-- begin DATA SUPPLIED --
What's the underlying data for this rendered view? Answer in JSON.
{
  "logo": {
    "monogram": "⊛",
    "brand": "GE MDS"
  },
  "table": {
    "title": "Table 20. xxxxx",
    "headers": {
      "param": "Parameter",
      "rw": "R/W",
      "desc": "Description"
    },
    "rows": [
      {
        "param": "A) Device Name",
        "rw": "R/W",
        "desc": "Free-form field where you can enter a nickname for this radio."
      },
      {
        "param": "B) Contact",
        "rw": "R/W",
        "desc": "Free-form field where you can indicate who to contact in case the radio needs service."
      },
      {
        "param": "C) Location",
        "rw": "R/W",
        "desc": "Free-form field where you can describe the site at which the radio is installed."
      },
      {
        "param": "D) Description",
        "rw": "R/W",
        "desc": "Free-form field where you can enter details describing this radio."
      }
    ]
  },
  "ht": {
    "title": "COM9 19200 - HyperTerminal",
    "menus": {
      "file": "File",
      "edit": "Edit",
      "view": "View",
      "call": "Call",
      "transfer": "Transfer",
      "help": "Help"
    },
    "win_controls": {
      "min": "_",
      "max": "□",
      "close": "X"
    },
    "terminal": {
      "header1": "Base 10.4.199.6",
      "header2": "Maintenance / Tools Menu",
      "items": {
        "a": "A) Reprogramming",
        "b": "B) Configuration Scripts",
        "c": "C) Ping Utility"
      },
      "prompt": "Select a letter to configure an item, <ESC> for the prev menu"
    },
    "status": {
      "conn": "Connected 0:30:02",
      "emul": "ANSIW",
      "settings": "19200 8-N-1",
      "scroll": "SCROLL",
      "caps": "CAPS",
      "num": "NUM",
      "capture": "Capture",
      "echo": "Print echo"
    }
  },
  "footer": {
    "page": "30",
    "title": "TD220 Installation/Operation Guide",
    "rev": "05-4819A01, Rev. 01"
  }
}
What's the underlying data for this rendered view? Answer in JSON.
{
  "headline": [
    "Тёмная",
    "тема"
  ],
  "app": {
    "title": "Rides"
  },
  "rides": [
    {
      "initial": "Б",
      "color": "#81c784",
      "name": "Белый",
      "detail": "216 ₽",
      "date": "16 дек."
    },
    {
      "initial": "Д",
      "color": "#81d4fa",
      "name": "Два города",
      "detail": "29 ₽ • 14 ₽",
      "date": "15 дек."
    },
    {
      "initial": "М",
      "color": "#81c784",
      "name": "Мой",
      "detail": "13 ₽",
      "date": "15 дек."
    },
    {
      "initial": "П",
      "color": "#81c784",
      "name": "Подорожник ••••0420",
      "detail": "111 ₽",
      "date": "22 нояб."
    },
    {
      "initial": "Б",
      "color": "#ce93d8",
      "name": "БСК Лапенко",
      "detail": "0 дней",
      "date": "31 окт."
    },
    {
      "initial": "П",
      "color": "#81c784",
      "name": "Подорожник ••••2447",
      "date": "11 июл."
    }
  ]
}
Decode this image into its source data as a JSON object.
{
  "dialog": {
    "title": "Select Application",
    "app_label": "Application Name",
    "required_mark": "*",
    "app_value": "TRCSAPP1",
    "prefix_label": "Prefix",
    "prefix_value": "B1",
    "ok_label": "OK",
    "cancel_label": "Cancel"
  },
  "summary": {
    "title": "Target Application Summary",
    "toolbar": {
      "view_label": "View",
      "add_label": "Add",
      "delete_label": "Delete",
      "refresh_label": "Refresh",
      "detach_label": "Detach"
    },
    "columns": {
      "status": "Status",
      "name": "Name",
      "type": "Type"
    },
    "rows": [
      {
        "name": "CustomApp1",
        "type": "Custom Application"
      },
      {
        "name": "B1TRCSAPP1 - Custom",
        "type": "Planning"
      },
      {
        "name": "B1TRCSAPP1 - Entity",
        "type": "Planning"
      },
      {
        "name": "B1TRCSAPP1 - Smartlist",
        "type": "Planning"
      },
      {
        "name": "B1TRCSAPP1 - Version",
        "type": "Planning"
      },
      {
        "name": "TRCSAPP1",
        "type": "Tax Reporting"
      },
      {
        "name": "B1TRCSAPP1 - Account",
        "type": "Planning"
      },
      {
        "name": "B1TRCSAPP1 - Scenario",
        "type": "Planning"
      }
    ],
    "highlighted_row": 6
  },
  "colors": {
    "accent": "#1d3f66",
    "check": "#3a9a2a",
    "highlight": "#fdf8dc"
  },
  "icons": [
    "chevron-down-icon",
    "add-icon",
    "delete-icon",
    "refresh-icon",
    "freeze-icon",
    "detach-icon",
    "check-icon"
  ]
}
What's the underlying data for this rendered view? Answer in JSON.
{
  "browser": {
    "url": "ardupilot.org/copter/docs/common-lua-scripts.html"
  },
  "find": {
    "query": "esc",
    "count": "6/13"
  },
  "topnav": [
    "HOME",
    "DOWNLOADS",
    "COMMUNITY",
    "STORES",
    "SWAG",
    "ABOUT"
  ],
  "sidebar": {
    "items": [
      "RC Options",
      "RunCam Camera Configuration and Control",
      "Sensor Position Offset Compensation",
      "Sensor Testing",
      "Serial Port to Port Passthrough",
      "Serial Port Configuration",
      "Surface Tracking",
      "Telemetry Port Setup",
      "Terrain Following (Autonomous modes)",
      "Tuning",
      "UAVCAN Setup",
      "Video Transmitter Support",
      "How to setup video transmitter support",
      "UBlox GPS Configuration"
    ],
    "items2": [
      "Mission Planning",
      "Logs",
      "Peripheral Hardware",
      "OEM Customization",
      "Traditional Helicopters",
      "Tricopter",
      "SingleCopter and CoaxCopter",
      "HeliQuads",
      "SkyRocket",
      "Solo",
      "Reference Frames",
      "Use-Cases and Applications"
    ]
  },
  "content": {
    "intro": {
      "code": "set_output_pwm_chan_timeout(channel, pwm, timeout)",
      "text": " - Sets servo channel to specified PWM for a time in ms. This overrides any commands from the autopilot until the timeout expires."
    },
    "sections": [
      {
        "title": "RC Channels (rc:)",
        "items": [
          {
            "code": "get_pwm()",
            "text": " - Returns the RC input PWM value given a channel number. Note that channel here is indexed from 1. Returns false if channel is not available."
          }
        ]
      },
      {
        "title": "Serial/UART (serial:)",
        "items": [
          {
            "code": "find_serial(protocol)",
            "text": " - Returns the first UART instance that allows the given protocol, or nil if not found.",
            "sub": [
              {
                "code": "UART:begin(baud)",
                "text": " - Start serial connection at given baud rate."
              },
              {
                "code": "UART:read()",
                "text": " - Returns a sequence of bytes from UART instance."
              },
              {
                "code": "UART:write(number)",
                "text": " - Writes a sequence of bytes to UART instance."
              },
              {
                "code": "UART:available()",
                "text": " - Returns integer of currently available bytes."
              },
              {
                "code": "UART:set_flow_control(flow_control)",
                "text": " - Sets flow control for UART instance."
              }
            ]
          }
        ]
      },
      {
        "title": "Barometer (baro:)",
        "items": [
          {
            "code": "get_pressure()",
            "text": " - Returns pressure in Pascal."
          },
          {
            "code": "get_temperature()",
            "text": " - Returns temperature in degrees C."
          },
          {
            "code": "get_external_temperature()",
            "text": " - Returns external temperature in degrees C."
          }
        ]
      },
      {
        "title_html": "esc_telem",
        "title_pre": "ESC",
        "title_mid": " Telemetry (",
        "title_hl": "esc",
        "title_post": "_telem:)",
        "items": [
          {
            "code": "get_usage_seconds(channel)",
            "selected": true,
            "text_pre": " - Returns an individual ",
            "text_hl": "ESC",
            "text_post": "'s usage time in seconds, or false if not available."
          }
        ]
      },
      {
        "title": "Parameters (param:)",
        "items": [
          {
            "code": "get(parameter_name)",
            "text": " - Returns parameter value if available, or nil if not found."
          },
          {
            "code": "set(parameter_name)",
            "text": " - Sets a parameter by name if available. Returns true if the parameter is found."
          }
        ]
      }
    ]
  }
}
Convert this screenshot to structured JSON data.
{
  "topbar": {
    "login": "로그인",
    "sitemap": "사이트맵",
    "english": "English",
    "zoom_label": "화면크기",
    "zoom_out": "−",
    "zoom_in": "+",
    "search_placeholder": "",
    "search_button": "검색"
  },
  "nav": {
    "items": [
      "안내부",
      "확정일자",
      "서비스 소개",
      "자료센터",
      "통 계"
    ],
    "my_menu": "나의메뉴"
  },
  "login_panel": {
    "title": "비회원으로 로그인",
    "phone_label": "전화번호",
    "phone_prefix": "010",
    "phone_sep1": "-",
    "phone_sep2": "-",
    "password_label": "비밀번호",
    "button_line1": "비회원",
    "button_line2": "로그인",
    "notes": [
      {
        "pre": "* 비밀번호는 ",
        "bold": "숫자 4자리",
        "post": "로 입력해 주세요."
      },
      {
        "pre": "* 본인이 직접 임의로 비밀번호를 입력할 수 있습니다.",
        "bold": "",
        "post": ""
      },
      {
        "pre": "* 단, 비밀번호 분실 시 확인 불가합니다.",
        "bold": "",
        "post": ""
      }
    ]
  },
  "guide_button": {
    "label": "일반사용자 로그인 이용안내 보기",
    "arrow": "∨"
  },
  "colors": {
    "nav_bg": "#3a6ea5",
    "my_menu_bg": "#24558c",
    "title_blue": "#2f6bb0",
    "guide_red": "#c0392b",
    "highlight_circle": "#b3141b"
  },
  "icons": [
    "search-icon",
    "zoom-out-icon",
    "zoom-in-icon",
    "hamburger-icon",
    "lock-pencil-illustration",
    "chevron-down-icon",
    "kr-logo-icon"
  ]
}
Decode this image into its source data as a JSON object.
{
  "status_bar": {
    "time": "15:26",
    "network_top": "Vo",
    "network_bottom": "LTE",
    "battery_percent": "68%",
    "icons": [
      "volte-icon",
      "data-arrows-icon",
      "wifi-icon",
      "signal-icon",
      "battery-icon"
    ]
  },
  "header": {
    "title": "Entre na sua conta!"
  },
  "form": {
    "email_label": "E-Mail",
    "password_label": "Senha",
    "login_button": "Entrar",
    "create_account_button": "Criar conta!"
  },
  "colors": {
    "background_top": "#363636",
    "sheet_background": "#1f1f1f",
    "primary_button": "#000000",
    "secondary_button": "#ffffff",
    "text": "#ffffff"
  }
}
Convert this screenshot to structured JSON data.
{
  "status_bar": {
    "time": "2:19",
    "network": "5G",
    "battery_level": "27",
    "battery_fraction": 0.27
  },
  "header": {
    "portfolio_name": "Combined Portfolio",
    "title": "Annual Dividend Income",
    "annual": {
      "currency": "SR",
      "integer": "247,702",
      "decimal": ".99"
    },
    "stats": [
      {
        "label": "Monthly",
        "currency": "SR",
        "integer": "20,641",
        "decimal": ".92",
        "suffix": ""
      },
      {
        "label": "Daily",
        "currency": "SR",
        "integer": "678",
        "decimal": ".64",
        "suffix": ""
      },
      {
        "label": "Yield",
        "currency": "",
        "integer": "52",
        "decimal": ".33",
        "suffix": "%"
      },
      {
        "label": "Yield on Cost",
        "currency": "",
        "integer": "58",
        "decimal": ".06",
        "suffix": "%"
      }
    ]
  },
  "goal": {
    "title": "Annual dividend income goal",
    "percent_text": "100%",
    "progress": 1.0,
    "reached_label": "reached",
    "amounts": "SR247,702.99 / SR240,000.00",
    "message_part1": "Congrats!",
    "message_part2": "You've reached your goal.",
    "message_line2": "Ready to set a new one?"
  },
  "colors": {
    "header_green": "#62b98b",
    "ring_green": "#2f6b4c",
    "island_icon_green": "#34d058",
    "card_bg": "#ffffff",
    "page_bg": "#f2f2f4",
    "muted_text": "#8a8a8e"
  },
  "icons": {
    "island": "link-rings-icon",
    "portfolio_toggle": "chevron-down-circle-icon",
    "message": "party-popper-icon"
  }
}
-- end DATA SUPPLIED --
GIVEN REQUEST —
Find how many of the lines above have the word "baud" in them. State only that number.

RESPONSE TO THE TASK —
2